Figure dataset records:
----

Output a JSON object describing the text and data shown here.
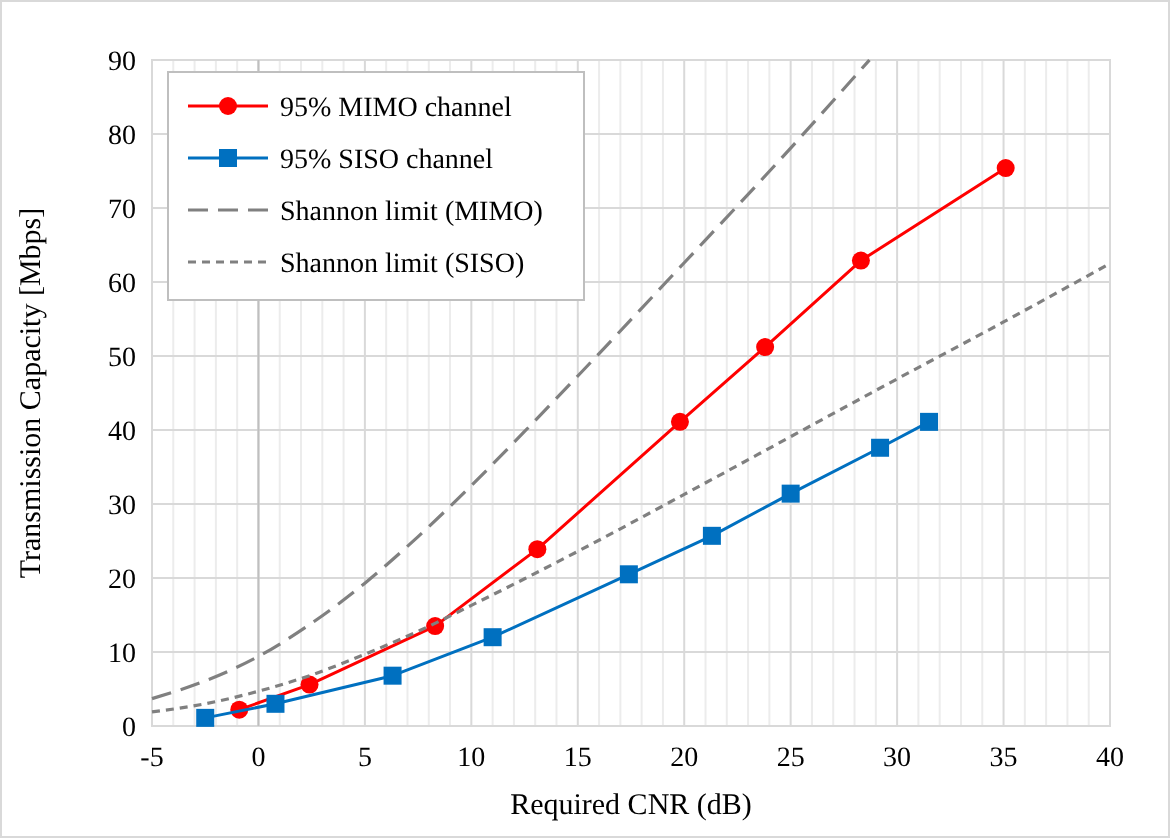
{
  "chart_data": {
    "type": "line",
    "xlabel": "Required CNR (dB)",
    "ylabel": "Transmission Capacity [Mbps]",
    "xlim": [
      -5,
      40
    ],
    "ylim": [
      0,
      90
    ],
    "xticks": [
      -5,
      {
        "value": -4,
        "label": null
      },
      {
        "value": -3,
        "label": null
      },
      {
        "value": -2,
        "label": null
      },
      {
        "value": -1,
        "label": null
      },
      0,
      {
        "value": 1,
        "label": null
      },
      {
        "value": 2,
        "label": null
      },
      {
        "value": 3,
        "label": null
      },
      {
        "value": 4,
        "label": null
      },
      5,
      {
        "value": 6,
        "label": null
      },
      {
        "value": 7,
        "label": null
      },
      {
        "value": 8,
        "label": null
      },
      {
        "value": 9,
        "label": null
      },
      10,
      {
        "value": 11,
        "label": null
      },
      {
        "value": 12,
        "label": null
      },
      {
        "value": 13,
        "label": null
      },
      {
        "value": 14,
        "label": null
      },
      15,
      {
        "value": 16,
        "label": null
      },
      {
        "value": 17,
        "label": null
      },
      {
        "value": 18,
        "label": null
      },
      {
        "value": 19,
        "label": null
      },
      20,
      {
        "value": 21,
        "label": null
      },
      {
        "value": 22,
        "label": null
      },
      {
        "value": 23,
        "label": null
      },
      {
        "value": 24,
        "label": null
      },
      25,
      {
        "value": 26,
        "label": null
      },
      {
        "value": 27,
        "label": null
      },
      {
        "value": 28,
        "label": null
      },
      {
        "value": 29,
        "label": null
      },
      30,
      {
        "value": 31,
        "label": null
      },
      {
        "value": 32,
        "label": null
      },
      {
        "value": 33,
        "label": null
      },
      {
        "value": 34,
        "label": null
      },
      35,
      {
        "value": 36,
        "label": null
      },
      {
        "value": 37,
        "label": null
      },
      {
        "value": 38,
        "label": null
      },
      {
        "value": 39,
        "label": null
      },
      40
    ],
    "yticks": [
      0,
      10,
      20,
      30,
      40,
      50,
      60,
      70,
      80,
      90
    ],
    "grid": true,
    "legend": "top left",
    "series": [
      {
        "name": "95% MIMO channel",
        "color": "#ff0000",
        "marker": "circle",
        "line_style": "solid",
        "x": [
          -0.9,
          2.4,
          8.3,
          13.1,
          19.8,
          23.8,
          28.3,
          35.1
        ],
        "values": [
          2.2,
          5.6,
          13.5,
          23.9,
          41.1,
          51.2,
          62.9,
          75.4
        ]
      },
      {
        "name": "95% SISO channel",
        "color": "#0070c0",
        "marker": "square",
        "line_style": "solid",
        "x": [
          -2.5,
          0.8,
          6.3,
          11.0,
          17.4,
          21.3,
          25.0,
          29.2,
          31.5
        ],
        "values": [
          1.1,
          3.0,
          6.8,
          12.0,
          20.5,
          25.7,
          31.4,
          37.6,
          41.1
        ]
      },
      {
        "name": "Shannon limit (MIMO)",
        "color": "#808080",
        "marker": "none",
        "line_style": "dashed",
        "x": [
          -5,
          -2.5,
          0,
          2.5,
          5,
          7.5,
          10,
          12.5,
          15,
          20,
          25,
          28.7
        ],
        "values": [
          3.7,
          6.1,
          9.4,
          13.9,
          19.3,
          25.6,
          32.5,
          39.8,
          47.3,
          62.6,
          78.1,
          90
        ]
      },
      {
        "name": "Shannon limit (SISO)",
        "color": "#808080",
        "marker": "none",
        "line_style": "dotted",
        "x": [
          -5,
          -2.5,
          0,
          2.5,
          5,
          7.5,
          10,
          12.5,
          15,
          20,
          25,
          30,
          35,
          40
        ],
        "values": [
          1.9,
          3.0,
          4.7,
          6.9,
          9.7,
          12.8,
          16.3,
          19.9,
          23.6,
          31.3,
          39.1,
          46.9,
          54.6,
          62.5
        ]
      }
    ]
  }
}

----

What is needed:
Gather up the lines containing the word "Shannon" from these records and copy them.

Expected output:
        "name": "Shannon limit (MIMO)",
        "name": "Shannon limit (SISO)",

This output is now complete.